◆ **Task data**
|---|

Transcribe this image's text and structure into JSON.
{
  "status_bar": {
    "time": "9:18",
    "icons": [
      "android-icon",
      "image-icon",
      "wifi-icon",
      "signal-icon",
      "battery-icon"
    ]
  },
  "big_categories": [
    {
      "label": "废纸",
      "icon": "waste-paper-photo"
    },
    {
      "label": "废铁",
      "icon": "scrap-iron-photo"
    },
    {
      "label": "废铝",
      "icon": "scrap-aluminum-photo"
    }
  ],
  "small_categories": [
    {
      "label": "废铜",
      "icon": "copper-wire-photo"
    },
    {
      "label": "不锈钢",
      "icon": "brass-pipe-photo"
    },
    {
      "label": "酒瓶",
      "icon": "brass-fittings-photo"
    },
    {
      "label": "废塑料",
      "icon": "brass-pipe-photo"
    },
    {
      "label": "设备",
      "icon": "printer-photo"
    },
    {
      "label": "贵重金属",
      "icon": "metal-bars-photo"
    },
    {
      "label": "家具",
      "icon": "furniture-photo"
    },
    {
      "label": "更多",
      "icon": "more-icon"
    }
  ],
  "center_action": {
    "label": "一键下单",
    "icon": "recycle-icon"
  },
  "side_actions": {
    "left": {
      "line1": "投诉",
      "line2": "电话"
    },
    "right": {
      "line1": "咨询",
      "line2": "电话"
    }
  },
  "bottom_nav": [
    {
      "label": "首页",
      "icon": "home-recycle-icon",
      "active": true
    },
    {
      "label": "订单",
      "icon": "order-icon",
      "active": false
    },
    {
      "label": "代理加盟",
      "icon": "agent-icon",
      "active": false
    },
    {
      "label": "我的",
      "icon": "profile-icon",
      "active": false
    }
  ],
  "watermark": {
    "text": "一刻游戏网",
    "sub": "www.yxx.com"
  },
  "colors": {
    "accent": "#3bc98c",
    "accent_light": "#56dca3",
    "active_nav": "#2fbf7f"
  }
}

|---|

◆ **What is required**
Return the number of lines that include the word "photo", and nothing else.

◆ **Exercise result**
10